Union auf Kurssuche

Kanzlerin Angela Merkel und CSU-Chef Horst Seehofer wollen mit einer stärkeren Konzentration auf die Rentenpolitik ihren Streit um die Flüchtlingskrise in den Hintergrund drängen.

Union auf Kurssuche
Bernd von Jutrczenka Union auf Kurssuche

Vor der Bundestagswahl 2017 will die Union auch auf diese Weise nach außen wieder ein harmonischeres Bild abgeben. Am Abend trafen sich die Spitzen von CDU und CSU im Kanzleramt zu Beratungen über den Kurs für die restliche Zeit der Wahlperiode.

Dabei standen die Rentenpolitik und die Reform der Erbschaftssteuer auf der Tagesordnung, erneut aber auch die Flüchtlingspolitik der CDU-Vorsitzenden Merkel, die Seehofer scharf kritisiert.

Arbeitsauftrag
Kopieren Sie aus dem Ausgangstext oben wortgetreu den Abschnitt, der bei „Kanzlerin Angela Merkel“ beginnt und bei „den Hintergrund drängen.“ endet.

(Auszüge aus dem Datensatz)
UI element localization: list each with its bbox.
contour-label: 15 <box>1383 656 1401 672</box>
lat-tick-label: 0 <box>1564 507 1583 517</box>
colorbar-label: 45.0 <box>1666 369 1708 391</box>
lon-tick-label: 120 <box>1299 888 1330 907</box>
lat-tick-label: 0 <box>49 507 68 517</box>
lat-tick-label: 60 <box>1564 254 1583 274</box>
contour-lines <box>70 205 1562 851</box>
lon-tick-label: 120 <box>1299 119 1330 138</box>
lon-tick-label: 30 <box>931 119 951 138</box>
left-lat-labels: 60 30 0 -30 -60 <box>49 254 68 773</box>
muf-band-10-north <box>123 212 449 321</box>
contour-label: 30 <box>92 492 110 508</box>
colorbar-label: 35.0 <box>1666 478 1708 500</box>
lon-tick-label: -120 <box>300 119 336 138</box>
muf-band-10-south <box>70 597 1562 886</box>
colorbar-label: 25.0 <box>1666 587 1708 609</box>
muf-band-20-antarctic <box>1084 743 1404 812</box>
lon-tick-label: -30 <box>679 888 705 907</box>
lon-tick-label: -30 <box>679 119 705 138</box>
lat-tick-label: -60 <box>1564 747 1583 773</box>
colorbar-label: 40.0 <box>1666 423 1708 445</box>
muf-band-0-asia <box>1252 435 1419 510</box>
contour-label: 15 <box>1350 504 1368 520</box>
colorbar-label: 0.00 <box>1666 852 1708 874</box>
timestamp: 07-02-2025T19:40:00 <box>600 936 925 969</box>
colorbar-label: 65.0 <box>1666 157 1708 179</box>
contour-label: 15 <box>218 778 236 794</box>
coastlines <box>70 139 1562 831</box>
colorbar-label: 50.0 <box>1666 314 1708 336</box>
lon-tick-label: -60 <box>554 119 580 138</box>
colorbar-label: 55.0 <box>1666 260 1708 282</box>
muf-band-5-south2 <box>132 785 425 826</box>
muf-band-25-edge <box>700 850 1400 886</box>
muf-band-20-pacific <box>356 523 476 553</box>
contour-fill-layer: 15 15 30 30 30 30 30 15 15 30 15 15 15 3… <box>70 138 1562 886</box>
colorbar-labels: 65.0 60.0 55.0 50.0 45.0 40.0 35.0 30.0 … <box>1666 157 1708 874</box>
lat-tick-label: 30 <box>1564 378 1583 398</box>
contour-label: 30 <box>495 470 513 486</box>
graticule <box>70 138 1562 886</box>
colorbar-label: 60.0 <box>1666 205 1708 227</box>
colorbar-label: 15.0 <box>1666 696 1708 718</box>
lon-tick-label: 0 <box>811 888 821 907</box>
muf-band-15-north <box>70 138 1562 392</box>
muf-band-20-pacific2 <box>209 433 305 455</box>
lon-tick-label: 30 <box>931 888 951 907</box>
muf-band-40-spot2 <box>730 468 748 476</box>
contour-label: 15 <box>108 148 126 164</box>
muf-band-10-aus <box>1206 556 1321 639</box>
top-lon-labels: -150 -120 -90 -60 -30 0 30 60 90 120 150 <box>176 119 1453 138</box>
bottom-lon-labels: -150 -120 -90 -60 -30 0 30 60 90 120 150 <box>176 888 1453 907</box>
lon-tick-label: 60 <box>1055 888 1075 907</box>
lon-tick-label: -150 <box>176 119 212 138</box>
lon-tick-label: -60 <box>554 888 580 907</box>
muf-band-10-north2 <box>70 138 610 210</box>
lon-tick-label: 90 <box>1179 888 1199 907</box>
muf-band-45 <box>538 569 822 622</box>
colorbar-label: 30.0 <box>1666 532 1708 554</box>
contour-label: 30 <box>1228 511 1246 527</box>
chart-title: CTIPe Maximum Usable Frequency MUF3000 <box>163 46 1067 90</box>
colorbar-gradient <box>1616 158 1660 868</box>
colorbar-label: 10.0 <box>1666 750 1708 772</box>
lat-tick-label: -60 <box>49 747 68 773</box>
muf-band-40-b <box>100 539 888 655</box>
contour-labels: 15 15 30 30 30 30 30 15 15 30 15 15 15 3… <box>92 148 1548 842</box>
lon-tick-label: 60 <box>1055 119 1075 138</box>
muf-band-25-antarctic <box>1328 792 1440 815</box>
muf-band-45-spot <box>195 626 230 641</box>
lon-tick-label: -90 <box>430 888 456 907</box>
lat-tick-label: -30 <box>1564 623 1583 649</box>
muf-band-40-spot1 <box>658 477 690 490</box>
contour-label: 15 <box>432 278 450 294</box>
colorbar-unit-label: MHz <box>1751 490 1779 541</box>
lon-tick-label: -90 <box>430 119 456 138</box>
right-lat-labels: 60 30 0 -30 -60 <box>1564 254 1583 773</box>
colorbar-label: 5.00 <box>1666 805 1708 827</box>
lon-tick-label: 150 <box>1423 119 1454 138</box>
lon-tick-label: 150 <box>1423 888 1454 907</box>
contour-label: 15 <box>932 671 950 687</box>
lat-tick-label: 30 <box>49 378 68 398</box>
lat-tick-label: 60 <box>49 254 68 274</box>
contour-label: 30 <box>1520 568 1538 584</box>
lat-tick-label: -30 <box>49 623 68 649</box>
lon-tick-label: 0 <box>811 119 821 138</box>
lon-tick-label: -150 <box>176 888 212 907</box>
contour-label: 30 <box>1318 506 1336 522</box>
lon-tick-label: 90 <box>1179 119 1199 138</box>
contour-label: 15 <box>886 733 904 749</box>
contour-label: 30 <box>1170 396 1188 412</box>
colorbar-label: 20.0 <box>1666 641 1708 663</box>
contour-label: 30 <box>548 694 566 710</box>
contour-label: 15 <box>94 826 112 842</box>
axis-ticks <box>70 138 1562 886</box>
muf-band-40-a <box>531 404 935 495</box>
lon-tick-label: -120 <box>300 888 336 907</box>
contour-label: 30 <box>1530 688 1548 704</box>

Ergebnis
Kanzlerin Angela Merkel und CSU-Chef Horst Seehofer wollen mit einer stärkeren Konzentration auf die Rentenpolitik ihren Streit um die Flüchtlingskrise in den Hintergrund drängen.